Give the data below again exactly as written, without its pictures.

---- Items

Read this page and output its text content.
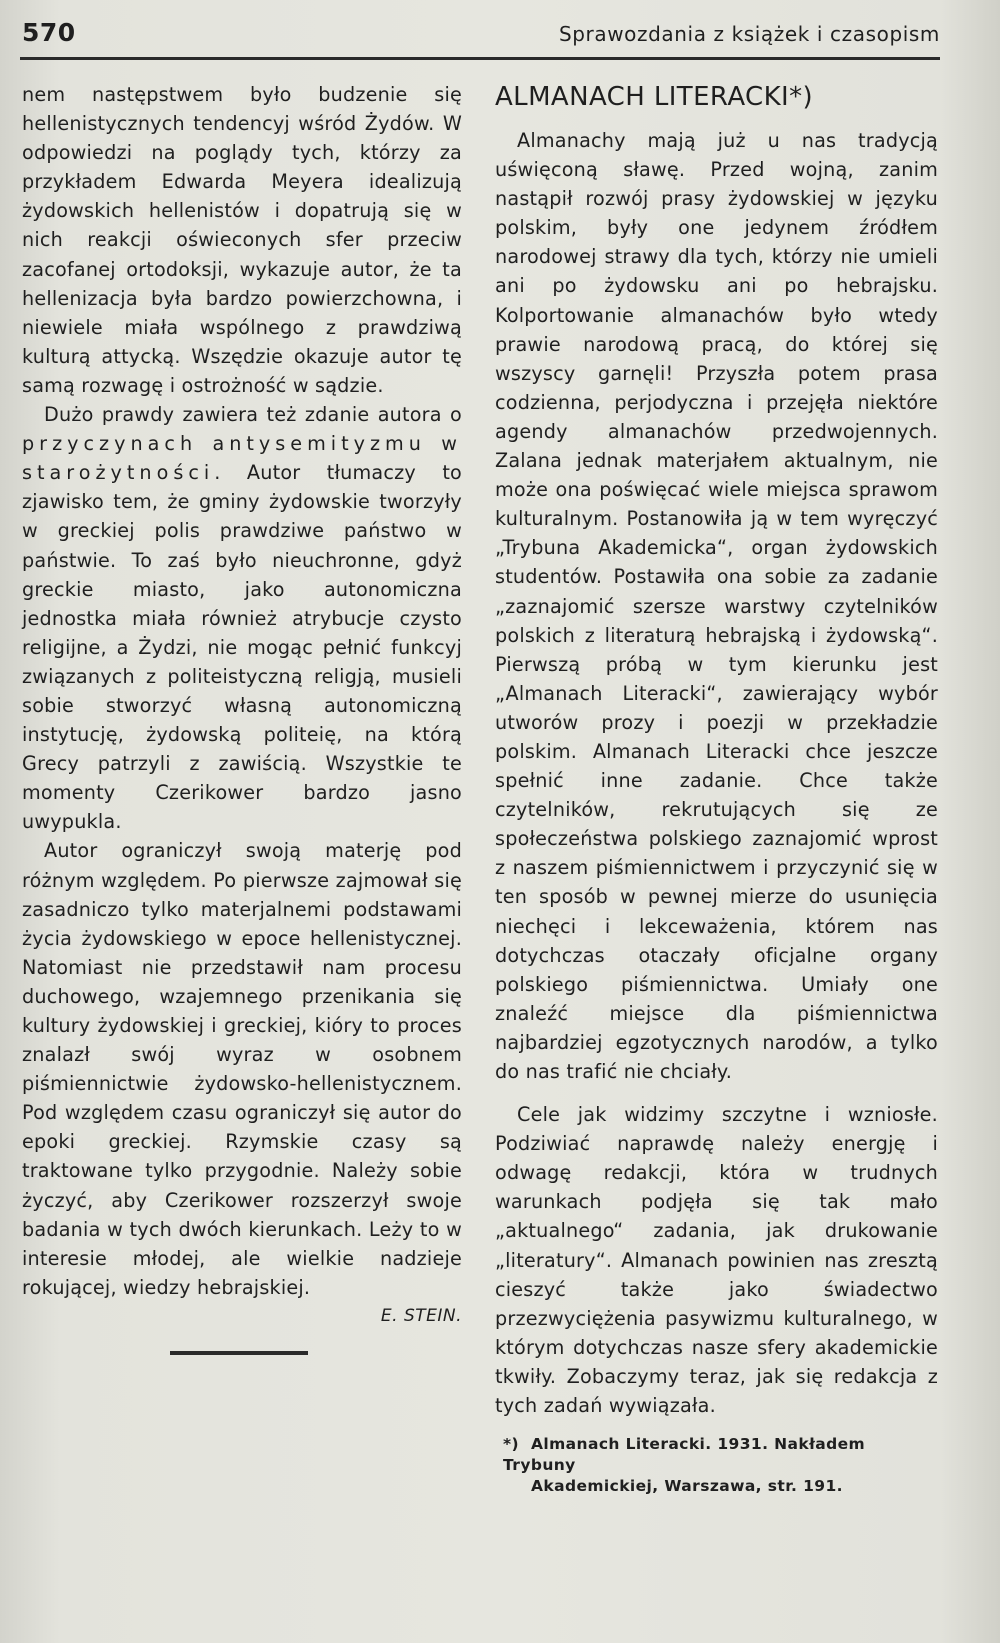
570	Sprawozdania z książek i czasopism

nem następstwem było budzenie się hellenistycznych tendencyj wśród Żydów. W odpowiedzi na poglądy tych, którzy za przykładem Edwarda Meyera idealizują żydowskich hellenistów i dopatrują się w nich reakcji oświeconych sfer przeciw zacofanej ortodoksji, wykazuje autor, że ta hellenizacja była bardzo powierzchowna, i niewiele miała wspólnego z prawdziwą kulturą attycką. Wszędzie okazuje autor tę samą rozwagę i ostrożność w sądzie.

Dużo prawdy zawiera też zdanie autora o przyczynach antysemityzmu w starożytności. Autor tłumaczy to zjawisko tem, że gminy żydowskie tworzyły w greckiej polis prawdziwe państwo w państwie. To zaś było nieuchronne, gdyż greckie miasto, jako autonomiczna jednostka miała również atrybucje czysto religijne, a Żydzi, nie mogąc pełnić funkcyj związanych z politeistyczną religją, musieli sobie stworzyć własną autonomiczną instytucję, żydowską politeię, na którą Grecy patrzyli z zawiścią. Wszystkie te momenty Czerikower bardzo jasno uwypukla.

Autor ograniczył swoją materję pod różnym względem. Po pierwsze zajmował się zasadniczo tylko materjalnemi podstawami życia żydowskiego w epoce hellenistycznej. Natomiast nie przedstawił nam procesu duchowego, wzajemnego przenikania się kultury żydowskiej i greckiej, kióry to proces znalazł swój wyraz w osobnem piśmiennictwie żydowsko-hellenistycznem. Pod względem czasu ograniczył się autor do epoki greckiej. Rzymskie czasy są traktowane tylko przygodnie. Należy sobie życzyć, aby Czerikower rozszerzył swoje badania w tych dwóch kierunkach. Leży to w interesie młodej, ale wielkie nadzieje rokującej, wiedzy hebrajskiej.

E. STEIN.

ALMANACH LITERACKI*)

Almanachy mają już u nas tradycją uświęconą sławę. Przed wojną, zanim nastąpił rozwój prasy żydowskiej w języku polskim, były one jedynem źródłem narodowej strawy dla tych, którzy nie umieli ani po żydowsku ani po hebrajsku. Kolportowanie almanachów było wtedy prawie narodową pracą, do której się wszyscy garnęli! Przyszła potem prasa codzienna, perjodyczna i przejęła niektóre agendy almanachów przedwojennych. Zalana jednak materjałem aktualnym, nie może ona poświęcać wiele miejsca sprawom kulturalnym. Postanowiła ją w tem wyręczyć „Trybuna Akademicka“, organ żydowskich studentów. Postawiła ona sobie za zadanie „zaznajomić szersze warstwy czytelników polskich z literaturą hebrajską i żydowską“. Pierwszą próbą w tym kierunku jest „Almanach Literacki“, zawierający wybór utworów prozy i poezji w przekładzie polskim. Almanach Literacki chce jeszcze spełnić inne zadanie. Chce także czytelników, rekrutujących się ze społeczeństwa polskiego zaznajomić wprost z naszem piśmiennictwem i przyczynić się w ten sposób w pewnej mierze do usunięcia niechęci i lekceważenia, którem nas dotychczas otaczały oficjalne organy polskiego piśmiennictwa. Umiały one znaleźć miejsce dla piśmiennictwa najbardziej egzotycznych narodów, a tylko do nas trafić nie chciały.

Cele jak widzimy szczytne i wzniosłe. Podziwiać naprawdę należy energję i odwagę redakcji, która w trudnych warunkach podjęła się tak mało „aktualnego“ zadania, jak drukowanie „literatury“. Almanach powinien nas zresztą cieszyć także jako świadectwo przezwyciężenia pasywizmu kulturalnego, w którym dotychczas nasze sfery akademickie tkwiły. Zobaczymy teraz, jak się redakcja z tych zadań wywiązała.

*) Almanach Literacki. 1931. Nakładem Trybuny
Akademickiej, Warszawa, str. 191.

--------

Written answer -
Read this page and output its text content.
570	Sprawozdania z książek i czasopism

nem następstwem było budzenie się hellenistycznych tendencyj wśród Żydów. W odpowiedzi na poglądy tych, którzy za przykładem Edwarda Meyera idealizują żydowskich hellenistów i dopatrują się w nich reakcji oświeconych sfer przeciw zacofanej ortodoksji, wykazuje autor, że ta hellenizacja była bardzo powierzchowna, i niewiele miała wspólnego z prawdziwą kulturą attycką. Wszędzie okazuje autor tę samą rozwagę i ostrożność w sądzie.

Dużo prawdy zawiera też zdanie autora o przyczynach antysemityzmu w starożytności. Autor tłumaczy to zjawisko tem, że gminy żydowskie tworzyły w greckiej polis prawdziwe państwo w państwie. To zaś było nieuchronne, gdyż greckie miasto, jako autonomiczna jednostka miała również atrybucje czysto religijne, a Żydzi, nie mogąc pełnić funkcyj związanych z politeistyczną religją, musieli sobie stworzyć własną autonomiczną instytucję, żydowską politeię, na którą Grecy patrzyli z zawiścią. Wszystkie te momenty Czerikower bardzo jasno uwypukla.

Autor ograniczył swoją materję pod różnym względem. Po pierwsze zajmował się zasadniczo tylko materjalnemi podstawami życia żydowskiego w epoce hellenistycznej. Natomiast nie przedstawił nam procesu duchowego, wzajemnego przenikania się kultury żydowskiej i greckiej, kióry to proces znalazł swój wyraz w osobnem piśmiennictwie żydowsko-hellenistycznem. Pod względem czasu ograniczył się autor do epoki greckiej. Rzymskie czasy są traktowane tylko przygodnie. Należy sobie życzyć, aby Czerikower rozszerzył swoje badania w tych dwóch kierunkach. Leży to w interesie młodej, ale wielkie nadzieje rokującej, wiedzy hebrajskiej.

E. STEIN.

ALMANACH LITERACKI*)

Almanachy mają już u nas tradycją uświęconą sławę. Przed wojną, zanim nastąpił rozwój prasy żydowskiej w języku polskim, były one jedynem źródłem narodowej strawy dla tych, którzy nie umieli ani po żydowsku ani po hebrajsku. Kolportowanie almanachów było wtedy prawie narodową pracą, do której się wszyscy garnęli! Przyszła potem prasa codzienna, perjodyczna i przejęła niektóre agendy almanachów przedwojennych. Zalana jednak materjałem aktualnym, nie może ona poświęcać wiele miejsca sprawom kulturalnym. Postanowiła ją w tem wyręczyć „Trybuna Akademicka“, organ żydowskich studentów. Postawiła ona sobie za zadanie „zaznajomić szersze warstwy czytelników polskich z literaturą hebrajską i żydowską“. Pierwszą próbą w tym kierunku jest „Almanach Literacki“, zawierający wybór utworów prozy i poezji w przekładzie polskim. Almanach Literacki chce jeszcze spełnić inne zadanie. Chce także czytelników, rekrutujących się ze społeczeństwa polskiego zaznajomić wprost z naszem piśmiennictwem i przyczynić się w ten sposób w pewnej mierze do usunięcia niechęci i lekceważenia, którem nas dotychczas otaczały oficjalne organy polskiego piśmiennictwa. Umiały one znaleźć miejsce dla piśmiennictwa najbardziej egzotycznych narodów, a tylko do nas trafić nie chciały.

Cele jak widzimy szczytne i wzniosłe. Podziwiać naprawdę należy energję i odwagę redakcji, która w trudnych warunkach podjęła się tak mało „aktualnego“ zadania, jak drukowanie „literatury“. Almanach powinien nas zresztą cieszyć także jako świadectwo przezwyciężenia pasywizmu kulturalnego, w którym dotychczas nasze sfery akademickie tkwiły. Zobaczymy teraz, jak się redakcja z tych zadań wywiązała.

*) Almanach Literacki. 1931. Nakładem Trybuny
Akademickiej, Warszawa, str. 191.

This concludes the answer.